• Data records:
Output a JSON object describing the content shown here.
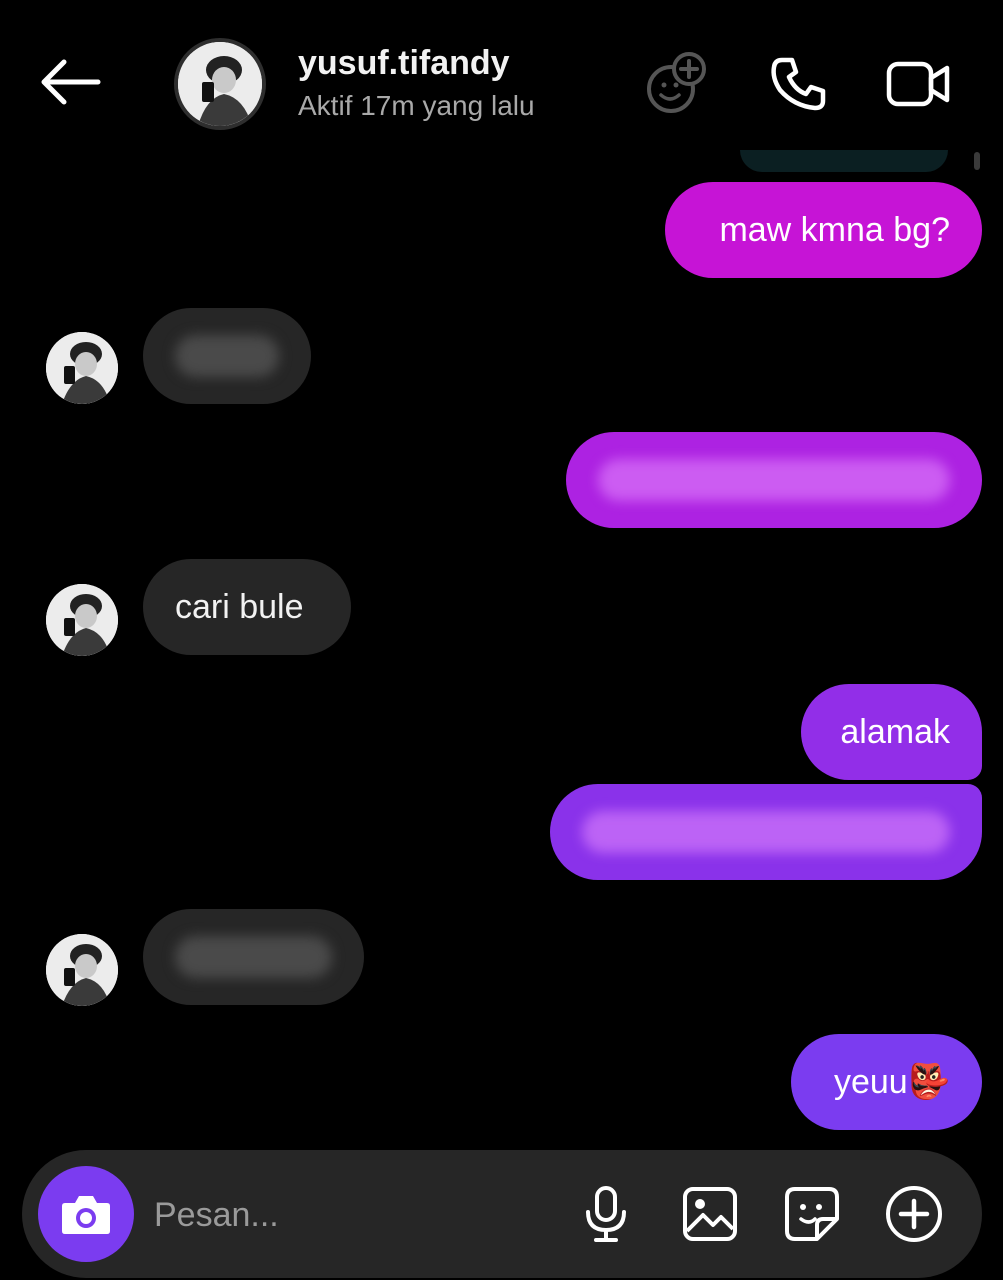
{
  "header": {
    "username": "yusuf.tifandy",
    "status": "Aktif 17m yang lalu"
  },
  "icons": {
    "back": "back-arrow-icon",
    "effects": "face-effects-icon",
    "call": "phone-icon",
    "video": "video-camera-icon",
    "camera": "camera-icon",
    "mic": "microphone-icon",
    "gallery": "gallery-icon",
    "sticker": "sticker-icon",
    "plus": "plus-circle-icon"
  },
  "colors": {
    "background": "#000000",
    "incoming_bubble": "#262626",
    "outgoing_gradient_top": "#c614d6",
    "outgoing_gradient_bottom": "#7b3cf0",
    "camera_button": "#7b3cf0"
  },
  "messages": [
    {
      "side": "out",
      "text": "maw kmna bg?"
    },
    {
      "side": "in",
      "text": ""
    },
    {
      "side": "out",
      "text": ""
    },
    {
      "side": "in",
      "text": "cari bule"
    },
    {
      "side": "out",
      "text": "alamak"
    },
    {
      "side": "out",
      "text": ""
    },
    {
      "side": "in",
      "text": ""
    },
    {
      "side": "out",
      "text": "yeuu👺"
    }
  ],
  "composer": {
    "placeholder": "Pesan..."
  }
}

• Exercise goal:
Will you set down the records word for word while leaving out every picture?

• Result:
Output a JSON object describing the content shown here.
{
  "header": {
    "username": "yusuf.tifandy",
    "status": "Aktif 17m yang lalu"
  },
  "icons": {
    "back": "back-arrow-icon",
    "effects": "face-effects-icon",
    "call": "phone-icon",
    "video": "video-camera-icon",
    "camera": "camera-icon",
    "mic": "microphone-icon",
    "gallery": "gallery-icon",
    "sticker": "sticker-icon",
    "plus": "plus-circle-icon"
  },
  "colors": {
    "background": "#000000",
    "incoming_bubble": "#262626",
    "outgoing_gradient_top": "#c614d6",
    "outgoing_gradient_bottom": "#7b3cf0",
    "camera_button": "#7b3cf0"
  },
  "messages": [
    {
      "side": "out",
      "text": "maw kmna bg?"
    },
    {
      "side": "in",
      "text": ""
    },
    {
      "side": "out",
      "text": ""
    },
    {
      "side": "in",
      "text": "cari bule"
    },
    {
      "side": "out",
      "text": "alamak"
    },
    {
      "side": "out",
      "text": ""
    },
    {
      "side": "in",
      "text": ""
    },
    {
      "side": "out",
      "text": "yeuu👺"
    }
  ],
  "composer": {
    "placeholder": "Pesan..."
  }
}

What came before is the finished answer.